▶ What this task involves: Across all the lines below, how many contain the string "unilateral"? Please reply with the number only.

▶ Extracted entries:
%%
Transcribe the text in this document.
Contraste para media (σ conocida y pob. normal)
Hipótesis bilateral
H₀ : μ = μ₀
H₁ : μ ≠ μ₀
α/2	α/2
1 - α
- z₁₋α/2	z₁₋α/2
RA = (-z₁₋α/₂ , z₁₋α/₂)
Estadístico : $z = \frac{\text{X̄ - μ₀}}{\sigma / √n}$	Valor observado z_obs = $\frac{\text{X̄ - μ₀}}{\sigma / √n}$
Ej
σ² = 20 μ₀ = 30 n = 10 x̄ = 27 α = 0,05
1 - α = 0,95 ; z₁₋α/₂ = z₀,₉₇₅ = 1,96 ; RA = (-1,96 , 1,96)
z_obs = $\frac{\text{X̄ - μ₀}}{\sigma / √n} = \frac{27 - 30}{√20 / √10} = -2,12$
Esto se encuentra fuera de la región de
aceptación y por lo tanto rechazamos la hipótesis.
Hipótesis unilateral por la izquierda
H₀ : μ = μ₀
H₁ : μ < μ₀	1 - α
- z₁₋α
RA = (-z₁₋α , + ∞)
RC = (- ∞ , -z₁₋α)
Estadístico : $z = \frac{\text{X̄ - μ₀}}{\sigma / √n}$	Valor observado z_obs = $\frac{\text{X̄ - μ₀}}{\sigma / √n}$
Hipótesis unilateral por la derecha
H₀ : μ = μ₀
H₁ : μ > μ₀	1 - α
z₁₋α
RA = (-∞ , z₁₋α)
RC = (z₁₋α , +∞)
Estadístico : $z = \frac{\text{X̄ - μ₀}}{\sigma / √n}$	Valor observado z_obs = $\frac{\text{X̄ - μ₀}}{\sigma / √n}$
%%
▶ The solution: 2